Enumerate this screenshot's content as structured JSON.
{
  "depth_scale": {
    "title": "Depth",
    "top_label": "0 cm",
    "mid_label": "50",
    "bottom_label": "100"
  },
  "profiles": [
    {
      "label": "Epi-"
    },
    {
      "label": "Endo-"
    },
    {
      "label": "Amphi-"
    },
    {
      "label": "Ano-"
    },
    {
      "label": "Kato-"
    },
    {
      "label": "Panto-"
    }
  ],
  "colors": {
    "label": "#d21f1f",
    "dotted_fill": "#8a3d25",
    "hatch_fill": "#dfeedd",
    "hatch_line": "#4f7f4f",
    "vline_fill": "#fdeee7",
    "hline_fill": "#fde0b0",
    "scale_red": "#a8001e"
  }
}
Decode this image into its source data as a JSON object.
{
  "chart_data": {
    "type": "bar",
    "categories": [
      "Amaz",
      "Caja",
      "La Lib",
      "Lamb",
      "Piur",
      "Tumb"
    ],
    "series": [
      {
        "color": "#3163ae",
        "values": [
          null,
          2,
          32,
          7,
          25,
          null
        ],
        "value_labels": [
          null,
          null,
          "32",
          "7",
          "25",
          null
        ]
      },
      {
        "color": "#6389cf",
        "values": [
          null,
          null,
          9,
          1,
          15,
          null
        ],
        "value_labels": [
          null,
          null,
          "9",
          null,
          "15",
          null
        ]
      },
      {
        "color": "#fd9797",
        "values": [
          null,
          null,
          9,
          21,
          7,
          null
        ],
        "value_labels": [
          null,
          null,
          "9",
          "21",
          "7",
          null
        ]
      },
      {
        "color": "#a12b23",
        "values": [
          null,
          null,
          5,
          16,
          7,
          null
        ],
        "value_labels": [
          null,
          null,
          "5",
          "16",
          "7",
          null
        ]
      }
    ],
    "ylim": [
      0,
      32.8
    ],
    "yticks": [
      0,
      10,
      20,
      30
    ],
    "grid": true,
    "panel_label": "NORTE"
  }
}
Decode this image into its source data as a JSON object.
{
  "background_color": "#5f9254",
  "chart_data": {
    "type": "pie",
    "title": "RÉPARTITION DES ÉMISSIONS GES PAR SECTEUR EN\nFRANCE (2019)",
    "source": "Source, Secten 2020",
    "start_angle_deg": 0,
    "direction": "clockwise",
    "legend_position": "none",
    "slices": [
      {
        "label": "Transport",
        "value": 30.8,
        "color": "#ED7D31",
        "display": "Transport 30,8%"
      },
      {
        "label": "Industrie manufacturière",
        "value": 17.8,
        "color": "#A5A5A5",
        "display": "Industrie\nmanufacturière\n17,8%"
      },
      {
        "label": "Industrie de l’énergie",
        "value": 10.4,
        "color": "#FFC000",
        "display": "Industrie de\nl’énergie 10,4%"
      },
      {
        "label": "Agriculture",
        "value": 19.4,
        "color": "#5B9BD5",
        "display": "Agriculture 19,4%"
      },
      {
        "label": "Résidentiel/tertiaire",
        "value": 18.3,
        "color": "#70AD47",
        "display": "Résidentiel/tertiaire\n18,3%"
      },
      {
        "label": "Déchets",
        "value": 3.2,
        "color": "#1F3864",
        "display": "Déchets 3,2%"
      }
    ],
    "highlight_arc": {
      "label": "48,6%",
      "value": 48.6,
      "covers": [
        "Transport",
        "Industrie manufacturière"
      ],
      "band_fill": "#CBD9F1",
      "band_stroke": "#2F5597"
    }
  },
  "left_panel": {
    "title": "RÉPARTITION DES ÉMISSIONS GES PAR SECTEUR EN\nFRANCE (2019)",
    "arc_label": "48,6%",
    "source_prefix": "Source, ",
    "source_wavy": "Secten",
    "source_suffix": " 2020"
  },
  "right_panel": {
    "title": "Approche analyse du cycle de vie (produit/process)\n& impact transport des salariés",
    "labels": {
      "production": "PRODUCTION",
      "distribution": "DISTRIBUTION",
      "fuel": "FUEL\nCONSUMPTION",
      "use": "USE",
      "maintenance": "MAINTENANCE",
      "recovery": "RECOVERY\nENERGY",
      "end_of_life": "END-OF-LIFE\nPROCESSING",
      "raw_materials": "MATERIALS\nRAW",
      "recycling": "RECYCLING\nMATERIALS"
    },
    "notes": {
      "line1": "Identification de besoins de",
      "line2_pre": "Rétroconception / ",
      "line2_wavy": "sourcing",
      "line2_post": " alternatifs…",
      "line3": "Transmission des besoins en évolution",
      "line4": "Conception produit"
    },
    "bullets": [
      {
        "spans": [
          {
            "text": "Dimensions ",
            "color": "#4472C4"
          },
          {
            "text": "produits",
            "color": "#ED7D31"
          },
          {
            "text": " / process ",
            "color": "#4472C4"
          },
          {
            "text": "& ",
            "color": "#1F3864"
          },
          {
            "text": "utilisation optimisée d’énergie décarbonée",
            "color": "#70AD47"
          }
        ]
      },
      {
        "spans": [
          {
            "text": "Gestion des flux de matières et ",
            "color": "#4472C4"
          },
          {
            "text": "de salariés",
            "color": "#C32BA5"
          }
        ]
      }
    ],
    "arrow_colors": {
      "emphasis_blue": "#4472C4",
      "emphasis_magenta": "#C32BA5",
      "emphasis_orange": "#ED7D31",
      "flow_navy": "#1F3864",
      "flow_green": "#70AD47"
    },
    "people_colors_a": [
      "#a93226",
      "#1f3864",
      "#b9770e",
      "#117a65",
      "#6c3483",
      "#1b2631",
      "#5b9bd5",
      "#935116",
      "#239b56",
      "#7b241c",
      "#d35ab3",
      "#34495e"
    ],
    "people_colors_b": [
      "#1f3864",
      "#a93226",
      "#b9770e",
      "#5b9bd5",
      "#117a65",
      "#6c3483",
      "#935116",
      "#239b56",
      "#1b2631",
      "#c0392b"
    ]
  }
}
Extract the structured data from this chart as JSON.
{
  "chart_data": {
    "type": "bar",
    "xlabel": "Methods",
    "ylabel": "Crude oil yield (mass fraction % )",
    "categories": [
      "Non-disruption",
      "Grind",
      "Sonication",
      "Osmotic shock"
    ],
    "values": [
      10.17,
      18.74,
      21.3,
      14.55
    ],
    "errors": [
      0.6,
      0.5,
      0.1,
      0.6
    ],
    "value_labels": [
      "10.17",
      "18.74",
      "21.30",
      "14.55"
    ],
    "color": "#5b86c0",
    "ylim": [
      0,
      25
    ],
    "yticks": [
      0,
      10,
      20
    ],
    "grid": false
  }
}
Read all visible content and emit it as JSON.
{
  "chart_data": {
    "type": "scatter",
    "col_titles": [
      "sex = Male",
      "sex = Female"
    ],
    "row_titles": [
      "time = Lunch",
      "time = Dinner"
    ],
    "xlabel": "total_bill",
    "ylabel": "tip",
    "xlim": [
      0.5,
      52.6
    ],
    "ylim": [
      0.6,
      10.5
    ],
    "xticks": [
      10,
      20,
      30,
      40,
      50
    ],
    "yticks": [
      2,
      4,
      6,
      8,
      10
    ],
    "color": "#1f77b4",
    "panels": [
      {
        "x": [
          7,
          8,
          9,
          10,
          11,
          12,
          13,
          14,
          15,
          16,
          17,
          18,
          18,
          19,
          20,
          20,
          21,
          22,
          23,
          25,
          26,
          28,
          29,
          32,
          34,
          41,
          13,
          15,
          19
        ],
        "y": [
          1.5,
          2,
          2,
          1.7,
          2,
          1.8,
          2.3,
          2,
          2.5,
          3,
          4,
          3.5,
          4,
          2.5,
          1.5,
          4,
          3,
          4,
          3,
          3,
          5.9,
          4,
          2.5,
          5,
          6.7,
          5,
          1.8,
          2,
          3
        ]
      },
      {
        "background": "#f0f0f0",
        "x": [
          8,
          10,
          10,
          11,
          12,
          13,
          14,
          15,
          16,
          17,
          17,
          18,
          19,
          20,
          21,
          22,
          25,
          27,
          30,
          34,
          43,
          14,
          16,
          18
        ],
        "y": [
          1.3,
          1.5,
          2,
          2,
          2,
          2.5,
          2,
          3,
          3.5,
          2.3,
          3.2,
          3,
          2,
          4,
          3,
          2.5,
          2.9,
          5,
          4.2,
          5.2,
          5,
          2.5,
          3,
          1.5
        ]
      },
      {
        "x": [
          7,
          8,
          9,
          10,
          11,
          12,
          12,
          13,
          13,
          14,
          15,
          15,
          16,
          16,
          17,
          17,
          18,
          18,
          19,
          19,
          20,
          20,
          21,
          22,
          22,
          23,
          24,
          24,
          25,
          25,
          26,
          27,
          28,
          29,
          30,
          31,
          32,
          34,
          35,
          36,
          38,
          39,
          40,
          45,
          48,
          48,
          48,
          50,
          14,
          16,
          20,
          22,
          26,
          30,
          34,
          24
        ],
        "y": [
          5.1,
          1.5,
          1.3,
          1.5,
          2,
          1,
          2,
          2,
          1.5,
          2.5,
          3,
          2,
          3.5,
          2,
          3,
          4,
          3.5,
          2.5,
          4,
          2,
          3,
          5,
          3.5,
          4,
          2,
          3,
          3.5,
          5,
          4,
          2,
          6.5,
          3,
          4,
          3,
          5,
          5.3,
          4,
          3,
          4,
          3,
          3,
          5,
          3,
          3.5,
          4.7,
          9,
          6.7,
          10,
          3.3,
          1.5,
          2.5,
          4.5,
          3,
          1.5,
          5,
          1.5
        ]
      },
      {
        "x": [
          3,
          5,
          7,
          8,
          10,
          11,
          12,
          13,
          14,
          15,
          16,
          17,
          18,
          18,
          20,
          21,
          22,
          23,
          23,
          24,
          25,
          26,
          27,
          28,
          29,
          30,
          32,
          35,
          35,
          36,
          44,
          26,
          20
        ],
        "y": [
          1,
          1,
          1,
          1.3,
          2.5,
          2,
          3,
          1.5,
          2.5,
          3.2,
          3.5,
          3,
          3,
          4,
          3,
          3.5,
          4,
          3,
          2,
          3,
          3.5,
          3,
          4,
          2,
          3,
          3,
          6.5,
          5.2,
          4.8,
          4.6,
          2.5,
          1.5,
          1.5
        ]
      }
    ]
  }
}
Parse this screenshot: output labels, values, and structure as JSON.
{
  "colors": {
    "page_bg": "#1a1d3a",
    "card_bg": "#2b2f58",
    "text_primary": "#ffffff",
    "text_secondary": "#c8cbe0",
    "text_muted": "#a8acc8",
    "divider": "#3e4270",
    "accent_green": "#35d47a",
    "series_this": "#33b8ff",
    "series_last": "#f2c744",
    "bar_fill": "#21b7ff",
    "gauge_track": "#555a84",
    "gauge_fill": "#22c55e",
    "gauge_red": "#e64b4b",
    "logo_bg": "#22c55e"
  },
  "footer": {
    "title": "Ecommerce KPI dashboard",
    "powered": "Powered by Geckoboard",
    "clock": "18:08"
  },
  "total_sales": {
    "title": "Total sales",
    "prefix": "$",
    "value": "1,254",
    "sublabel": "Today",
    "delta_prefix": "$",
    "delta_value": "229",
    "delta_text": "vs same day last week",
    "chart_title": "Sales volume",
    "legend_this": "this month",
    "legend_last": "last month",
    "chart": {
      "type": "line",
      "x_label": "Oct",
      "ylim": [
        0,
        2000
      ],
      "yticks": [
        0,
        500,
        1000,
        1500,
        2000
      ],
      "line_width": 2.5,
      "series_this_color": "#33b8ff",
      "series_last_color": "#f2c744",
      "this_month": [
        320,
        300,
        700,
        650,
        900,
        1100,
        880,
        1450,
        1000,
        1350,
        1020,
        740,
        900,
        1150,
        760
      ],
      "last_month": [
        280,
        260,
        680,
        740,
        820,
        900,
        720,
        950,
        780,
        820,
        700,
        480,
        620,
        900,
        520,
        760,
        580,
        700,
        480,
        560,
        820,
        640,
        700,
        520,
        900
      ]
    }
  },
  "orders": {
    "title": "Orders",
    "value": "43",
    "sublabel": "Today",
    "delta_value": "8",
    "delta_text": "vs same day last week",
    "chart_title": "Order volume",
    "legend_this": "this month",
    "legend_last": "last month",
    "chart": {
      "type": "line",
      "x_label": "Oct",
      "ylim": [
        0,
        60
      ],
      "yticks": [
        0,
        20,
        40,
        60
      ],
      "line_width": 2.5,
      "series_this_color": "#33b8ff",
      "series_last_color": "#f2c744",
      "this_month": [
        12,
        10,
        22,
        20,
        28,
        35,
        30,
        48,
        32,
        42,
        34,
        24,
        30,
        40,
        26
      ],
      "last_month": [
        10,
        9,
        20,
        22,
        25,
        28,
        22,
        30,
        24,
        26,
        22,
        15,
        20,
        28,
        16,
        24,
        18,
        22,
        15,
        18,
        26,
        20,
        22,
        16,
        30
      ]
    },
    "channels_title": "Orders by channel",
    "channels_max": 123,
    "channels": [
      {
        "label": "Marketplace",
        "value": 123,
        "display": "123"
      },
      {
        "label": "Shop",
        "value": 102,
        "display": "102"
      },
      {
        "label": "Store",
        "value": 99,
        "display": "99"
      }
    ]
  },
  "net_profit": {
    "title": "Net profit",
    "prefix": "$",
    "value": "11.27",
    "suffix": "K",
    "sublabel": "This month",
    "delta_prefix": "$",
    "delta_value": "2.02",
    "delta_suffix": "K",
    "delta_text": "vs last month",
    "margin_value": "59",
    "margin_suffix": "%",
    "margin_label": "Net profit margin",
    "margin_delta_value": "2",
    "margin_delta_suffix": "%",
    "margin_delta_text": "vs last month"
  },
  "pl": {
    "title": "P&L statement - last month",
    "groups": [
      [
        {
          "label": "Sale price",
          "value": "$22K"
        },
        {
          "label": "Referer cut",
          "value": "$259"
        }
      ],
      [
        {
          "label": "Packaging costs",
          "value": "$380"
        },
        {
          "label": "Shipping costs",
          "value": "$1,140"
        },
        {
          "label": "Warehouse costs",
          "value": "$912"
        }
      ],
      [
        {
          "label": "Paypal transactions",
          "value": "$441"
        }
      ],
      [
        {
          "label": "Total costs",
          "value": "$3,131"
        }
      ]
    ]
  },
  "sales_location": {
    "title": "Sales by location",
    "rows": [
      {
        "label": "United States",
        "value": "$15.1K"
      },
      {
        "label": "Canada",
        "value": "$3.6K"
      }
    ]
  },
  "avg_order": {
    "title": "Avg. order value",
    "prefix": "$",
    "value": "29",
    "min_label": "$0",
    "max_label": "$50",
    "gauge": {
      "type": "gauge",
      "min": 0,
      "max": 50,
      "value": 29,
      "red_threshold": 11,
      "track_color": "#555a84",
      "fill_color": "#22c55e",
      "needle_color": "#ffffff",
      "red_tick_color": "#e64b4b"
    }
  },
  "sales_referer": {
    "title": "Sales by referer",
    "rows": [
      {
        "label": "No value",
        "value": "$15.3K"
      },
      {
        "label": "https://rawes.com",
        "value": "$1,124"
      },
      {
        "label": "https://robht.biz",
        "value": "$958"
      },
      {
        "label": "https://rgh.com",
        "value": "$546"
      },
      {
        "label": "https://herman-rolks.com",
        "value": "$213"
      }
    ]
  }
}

################

# Task brief
Count each line with "volume" in it and report that figure by itself.

# Answer to this exercise
2